Exercise goal:
Echo the rows verbatim, starting at the first row and ending at the line containing "tree-item[interactable]: Border [28,140,69,154]", both included.

# Start of Excerpted records

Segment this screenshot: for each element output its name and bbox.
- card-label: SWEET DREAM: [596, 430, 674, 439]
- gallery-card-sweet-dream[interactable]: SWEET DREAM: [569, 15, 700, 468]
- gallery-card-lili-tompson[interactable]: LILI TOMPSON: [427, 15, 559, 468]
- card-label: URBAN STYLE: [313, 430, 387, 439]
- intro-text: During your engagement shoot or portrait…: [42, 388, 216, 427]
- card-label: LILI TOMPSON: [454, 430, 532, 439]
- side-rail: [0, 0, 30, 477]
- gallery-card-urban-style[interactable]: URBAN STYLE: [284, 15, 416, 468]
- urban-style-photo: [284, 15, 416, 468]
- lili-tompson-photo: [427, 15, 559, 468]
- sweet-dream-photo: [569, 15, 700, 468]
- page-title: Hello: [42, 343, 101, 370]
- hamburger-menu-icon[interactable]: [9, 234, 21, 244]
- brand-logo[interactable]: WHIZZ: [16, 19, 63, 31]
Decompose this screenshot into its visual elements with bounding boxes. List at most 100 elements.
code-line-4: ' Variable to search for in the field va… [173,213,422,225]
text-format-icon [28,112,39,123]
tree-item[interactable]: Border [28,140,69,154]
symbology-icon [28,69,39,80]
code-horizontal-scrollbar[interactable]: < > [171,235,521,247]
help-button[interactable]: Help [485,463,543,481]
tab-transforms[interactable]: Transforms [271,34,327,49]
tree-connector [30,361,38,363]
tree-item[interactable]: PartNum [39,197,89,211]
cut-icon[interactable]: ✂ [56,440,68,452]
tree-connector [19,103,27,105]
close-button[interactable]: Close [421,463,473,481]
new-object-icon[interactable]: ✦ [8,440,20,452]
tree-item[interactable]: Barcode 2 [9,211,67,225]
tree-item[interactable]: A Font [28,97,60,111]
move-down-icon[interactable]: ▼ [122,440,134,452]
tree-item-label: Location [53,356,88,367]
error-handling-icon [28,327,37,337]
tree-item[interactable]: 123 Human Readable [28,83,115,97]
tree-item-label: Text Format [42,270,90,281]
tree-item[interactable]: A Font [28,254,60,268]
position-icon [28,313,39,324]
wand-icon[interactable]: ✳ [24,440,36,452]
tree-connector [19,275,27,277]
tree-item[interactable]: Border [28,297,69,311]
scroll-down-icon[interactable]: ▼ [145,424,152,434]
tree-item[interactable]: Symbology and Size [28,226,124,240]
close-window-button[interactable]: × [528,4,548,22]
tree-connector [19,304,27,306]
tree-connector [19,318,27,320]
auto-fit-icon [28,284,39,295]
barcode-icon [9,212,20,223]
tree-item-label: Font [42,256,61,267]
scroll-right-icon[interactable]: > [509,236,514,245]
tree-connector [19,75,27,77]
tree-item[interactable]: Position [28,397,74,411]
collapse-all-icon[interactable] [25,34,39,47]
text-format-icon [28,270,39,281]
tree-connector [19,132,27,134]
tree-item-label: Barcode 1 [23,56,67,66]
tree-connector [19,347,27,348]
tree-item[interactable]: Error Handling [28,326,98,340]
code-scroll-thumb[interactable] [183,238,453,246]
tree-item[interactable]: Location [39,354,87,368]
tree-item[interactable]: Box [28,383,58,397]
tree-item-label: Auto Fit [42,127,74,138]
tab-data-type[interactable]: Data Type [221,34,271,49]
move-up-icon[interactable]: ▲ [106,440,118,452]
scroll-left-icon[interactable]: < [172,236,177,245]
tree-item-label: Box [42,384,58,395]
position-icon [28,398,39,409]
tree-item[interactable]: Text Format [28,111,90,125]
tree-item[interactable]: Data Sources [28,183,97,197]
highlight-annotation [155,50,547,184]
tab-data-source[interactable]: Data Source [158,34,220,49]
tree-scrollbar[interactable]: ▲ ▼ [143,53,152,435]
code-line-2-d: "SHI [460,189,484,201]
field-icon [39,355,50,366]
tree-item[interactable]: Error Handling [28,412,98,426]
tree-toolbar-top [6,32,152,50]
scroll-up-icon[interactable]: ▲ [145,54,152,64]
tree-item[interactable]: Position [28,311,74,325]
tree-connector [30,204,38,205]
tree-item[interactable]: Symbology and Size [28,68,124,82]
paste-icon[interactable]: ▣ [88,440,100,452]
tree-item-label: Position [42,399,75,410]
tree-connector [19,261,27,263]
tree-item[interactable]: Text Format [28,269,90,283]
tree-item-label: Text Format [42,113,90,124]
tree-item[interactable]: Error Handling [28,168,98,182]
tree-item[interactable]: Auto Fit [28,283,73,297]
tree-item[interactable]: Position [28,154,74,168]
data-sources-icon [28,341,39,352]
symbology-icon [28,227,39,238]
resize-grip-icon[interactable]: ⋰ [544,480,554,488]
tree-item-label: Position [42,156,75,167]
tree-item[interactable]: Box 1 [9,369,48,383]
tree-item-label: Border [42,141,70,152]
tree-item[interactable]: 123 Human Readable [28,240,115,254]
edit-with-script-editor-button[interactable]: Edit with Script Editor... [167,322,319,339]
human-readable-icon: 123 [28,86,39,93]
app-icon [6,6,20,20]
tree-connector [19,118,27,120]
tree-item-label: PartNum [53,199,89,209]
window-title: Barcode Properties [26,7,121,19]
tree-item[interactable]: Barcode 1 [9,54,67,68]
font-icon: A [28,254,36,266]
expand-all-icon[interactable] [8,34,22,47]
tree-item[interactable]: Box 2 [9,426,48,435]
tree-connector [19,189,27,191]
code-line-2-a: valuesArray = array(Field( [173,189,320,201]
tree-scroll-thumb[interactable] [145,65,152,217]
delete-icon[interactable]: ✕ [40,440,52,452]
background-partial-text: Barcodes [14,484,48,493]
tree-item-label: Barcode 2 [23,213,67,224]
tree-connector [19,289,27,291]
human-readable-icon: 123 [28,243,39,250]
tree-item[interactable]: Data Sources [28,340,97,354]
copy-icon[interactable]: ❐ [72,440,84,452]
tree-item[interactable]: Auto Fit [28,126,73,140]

# End of Excerpted records

Full output:
Segment this screenshot: for each element output its name and bbox.
- card-label: SWEET DREAM: [596, 430, 674, 439]
- gallery-card-sweet-dream[interactable]: SWEET DREAM: [569, 15, 700, 468]
- gallery-card-lili-tompson[interactable]: LILI TOMPSON: [427, 15, 559, 468]
- card-label: URBAN STYLE: [313, 430, 387, 439]
- intro-text: During your engagement shoot or portrait…: [42, 388, 216, 427]
- card-label: LILI TOMPSON: [454, 430, 532, 439]
- side-rail: [0, 0, 30, 477]
- gallery-card-urban-style[interactable]: URBAN STYLE: [284, 15, 416, 468]
- urban-style-photo: [284, 15, 416, 468]
- lili-tompson-photo: [427, 15, 559, 468]
- sweet-dream-photo: [569, 15, 700, 468]
- page-title: Hello: [42, 343, 101, 370]
- hamburger-menu-icon[interactable]: [9, 234, 21, 244]
- brand-logo[interactable]: WHIZZ: [16, 19, 63, 31]
Decompose this screenshot into its visual elements with bounding boxes. List at most 100 elements.
code-line-4: ' Variable to search for in the field va… [173,213,422,225]
text-format-icon [28,112,39,123]
tree-item[interactable]: Border [28,140,69,154]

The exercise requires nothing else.